» **DATA FOR THIS TASK**:
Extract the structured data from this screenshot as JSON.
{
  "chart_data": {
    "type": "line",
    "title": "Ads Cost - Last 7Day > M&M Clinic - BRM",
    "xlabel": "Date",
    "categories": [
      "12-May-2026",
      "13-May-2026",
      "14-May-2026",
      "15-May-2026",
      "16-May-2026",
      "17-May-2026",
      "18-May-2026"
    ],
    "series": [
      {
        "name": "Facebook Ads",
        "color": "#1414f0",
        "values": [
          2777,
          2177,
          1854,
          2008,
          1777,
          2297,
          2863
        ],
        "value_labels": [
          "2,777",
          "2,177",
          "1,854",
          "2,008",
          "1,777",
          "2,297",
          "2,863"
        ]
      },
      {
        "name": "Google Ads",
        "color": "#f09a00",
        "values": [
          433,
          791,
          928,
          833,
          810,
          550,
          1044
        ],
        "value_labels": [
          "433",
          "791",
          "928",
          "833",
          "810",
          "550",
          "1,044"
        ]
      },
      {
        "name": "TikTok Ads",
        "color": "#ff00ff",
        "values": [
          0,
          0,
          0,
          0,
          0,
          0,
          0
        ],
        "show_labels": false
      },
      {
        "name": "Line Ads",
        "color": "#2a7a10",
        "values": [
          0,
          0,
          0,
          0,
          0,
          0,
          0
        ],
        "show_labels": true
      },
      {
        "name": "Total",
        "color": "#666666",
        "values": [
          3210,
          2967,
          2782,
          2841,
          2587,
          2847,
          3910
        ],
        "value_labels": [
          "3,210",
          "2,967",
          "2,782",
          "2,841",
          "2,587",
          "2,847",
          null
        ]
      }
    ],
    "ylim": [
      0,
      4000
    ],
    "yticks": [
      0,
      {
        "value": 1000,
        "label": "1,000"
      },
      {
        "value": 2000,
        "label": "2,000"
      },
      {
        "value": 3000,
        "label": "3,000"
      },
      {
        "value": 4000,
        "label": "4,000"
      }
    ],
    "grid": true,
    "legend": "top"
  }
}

...

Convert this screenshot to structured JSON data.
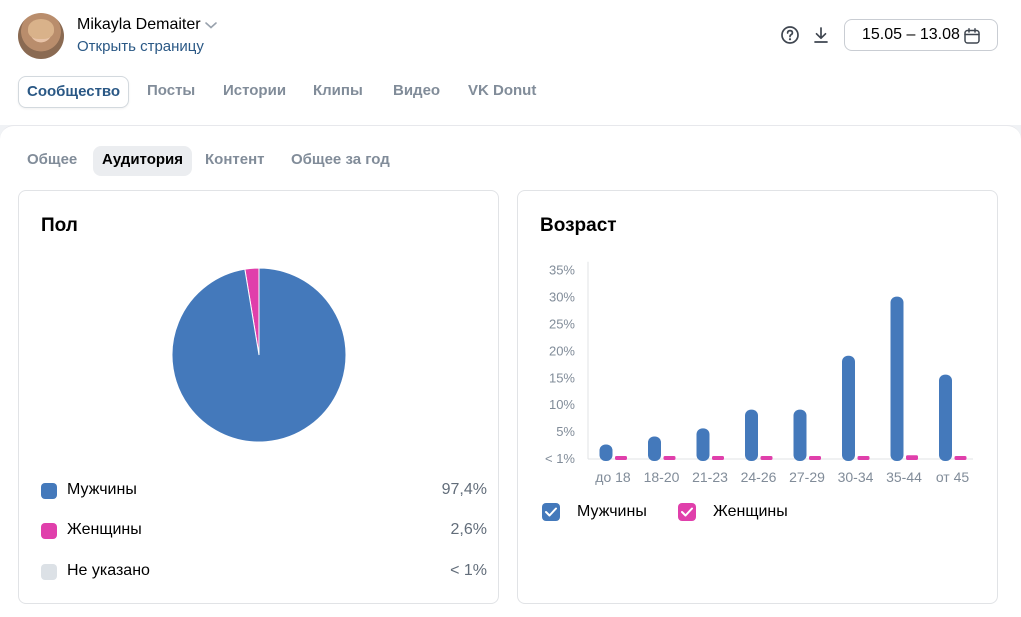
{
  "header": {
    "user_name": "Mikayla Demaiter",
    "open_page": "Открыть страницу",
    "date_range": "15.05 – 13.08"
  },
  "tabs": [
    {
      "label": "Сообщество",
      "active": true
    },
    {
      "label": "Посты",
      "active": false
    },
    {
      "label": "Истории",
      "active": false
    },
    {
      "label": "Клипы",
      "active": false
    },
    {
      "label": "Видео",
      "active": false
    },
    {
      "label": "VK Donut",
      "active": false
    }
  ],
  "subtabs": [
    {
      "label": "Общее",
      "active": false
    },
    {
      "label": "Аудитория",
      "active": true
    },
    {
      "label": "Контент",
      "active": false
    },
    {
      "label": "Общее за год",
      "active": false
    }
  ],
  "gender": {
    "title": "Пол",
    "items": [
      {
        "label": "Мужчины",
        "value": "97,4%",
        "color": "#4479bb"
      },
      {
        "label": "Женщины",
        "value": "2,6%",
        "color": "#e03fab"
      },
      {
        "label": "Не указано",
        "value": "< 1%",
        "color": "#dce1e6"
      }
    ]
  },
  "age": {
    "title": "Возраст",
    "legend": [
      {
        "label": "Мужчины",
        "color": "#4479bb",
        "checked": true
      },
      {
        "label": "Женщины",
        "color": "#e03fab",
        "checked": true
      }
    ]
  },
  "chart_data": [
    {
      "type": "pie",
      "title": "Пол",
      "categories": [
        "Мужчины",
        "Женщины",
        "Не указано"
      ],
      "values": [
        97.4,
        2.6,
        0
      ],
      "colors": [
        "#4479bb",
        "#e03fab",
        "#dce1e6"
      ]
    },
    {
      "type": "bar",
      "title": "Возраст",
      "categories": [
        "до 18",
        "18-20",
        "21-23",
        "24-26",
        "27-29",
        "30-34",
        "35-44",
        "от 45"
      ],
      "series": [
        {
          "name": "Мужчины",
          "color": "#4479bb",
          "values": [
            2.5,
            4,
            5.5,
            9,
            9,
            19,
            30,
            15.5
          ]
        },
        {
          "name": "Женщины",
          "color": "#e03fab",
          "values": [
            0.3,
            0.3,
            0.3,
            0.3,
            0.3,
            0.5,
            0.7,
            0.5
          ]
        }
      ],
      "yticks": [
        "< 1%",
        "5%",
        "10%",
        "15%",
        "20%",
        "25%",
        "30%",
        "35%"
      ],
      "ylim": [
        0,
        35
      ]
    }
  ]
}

» **EXERCISE GOAL**: In the listing above, how many lines hold the word "structured"? Give the number and nothing more.

» **RIGHT ANSWER**: 2